_Apply what you read_:
(a) In the university policy passage, list the values that members of the University of Waterloo community are expected to promote in order to maintain a culture of academic integrity.
(b) Pick up the university policy passage after its final sentence and continue writing it.

Rescheduling Co-op Interviews #
Follow the co-op process for rescheduling co-op interviews for conflicts to graded assignments (e.g., midterms, tests, and final exams). Attendance at co-operative work-term employment interviews is not considered to be a valid reason to miss a test.
Policies #
Academic integrity #
In order to maintain a culture of academic integrity, members of the University of Waterloo community are expected to promote honesty, trust, fairness, respect and responsibility. [Check the Office of Academic Integrity for more information.]
Grievance #
A student who believes that a decision affecting some aspect of their university life has been unfair or unreasonable may have grounds for initiating a grievance. Read Policy 70, Student Petitions and Grievances, Section 4. When in doubt, please be certain to contact the department’s administrative assistant who will provide further assistance.
Discipline #
A student is expected to know what constitutes academic integrity to avoid committing an academic offence, and to take responsibility for their actions. [Check the Office of Academic Integrity for more information.] A student who is unsure whether an action constitutes an offence, or who needs help in learning how to avoid offences (e.g., plagiarism, cheating) or about “rules” for group work/collaboration should seek guidance from the course instructor, academic advisor, or the undergraduate associate dean. For information on categories of offences and types of penalties, students should refer to Policy 71, Student Discipline. For typical penalties, check Guidelines for the Assessment of Penalties.

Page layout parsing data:
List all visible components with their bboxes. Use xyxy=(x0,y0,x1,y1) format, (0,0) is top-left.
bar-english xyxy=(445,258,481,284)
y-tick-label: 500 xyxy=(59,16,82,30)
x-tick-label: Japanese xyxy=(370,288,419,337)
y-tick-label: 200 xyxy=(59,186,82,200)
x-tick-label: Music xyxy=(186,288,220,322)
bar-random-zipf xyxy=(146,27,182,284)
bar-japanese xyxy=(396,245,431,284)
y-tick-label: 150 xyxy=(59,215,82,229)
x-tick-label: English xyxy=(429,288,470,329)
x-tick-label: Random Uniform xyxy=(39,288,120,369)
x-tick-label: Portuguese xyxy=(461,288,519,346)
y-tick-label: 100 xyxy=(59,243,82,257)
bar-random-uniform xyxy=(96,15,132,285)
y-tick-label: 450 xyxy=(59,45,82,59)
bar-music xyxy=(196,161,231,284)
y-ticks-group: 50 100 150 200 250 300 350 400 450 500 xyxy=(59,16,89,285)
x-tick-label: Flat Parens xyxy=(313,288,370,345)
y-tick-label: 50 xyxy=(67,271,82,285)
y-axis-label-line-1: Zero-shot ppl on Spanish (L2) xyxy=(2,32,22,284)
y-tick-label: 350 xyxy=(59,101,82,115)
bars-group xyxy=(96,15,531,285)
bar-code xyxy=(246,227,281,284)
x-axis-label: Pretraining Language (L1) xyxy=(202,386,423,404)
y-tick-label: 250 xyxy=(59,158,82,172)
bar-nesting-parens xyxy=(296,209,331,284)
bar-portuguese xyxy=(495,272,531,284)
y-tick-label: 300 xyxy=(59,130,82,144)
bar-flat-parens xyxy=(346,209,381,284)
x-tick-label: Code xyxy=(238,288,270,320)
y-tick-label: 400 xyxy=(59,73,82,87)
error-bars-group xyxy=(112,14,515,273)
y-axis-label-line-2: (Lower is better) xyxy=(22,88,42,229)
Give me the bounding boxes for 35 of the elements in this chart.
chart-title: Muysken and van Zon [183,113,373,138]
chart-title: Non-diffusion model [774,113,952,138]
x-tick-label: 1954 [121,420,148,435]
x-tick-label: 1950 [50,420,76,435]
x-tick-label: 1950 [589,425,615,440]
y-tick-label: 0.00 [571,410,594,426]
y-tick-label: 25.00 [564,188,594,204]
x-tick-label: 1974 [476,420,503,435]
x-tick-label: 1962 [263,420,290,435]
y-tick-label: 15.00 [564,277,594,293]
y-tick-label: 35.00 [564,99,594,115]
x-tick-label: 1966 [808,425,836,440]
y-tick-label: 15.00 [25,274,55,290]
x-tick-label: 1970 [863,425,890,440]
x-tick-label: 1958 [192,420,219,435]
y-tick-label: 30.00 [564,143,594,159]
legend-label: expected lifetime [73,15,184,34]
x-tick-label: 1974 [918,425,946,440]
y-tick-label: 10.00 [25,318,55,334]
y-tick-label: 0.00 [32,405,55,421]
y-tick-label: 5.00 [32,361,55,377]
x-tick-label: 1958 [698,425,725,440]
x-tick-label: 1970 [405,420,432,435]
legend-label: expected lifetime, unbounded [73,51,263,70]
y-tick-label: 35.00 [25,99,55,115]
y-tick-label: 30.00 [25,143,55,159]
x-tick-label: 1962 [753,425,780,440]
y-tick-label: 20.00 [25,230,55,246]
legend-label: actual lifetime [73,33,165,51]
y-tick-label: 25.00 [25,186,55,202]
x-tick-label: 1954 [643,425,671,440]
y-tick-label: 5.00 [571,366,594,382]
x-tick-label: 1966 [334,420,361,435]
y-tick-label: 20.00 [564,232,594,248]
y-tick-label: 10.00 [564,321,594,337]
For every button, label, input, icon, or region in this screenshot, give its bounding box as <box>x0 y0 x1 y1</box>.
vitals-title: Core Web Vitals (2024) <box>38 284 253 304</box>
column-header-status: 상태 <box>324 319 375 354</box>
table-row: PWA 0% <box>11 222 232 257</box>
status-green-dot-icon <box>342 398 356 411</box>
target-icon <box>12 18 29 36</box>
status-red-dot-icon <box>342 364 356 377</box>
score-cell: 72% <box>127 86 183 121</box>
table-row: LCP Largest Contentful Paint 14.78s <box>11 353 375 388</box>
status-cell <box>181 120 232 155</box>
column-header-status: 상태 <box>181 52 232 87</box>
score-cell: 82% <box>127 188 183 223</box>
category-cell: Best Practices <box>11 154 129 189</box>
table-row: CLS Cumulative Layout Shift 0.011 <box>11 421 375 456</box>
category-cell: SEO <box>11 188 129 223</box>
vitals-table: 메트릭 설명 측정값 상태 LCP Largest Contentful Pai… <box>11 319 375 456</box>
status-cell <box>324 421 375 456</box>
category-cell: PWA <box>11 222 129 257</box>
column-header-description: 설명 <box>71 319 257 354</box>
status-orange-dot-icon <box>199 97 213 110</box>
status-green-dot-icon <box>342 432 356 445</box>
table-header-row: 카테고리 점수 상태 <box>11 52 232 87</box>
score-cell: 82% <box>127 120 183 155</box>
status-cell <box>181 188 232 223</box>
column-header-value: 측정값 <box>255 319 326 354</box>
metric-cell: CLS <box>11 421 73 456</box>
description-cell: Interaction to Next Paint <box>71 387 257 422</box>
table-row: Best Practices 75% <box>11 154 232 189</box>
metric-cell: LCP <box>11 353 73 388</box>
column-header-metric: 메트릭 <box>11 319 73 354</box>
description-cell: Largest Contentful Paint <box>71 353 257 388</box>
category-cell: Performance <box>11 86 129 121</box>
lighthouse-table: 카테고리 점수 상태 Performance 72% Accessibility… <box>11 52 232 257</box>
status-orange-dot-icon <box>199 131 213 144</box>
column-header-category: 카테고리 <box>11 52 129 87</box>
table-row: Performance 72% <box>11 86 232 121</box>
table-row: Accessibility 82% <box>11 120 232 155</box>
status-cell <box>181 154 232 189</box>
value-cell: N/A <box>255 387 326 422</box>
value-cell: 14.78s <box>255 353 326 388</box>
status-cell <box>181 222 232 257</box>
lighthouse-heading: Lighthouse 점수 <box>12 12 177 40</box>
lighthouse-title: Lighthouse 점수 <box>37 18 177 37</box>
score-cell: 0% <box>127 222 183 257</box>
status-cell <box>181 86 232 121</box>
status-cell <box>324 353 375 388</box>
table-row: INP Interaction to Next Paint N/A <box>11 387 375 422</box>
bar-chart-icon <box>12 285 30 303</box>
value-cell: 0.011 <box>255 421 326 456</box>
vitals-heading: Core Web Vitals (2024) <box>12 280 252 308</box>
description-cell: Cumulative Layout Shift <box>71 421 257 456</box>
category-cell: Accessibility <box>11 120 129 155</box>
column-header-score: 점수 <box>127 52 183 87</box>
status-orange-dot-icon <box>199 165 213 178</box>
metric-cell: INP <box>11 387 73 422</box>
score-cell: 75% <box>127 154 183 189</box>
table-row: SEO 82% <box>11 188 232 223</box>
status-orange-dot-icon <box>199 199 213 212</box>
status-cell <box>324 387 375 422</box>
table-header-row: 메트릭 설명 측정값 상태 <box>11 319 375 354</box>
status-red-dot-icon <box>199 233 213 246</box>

_Your responses_:
(a) honesty, trust, fairness, respect, responsibility

(b)
Appeals #
A decision made or penalty imposed under Policy 70, Student Petitions and Grievances (other than a petition) or Policy 71, Student Discipline may be appealed if there is a ground. A student who believes they have a ground for an appeal should refer to Policy 72, Student Appeals.
Note for students with disabilities #
AccessAbility Services, located in Needles Hall, Room 1401, collaborates with all academic departments to arrange appropriate accommodations for students with disabilities without compromising the academic integrity of the curriculum. If you require academic accommodations to lessen the impact of your disability, please register with AccessAbility Services at the beginning of each academic term.
Turnitin.com: #
Text matching software (Turnitin®) may be used to screen assignments in this course. Turnitin® is used to verify that all materials and sources in assignments are documented. Students’ submissions are stored on a U.S. server, therefore students must be given an alternative (e.g., scaffolded assignment or annotated bibliography), if they are concerned about their privacy and/or security. Students will be given due notice, in the first week of the term and/or at the time assignment details are provided, about arrangements and alternatives for the use of Turnitin in this course.
It is the responsibility of the student to notify the instructor if they, in the first week of term or at the time assignment details are provided, wish to submit alternate assignment.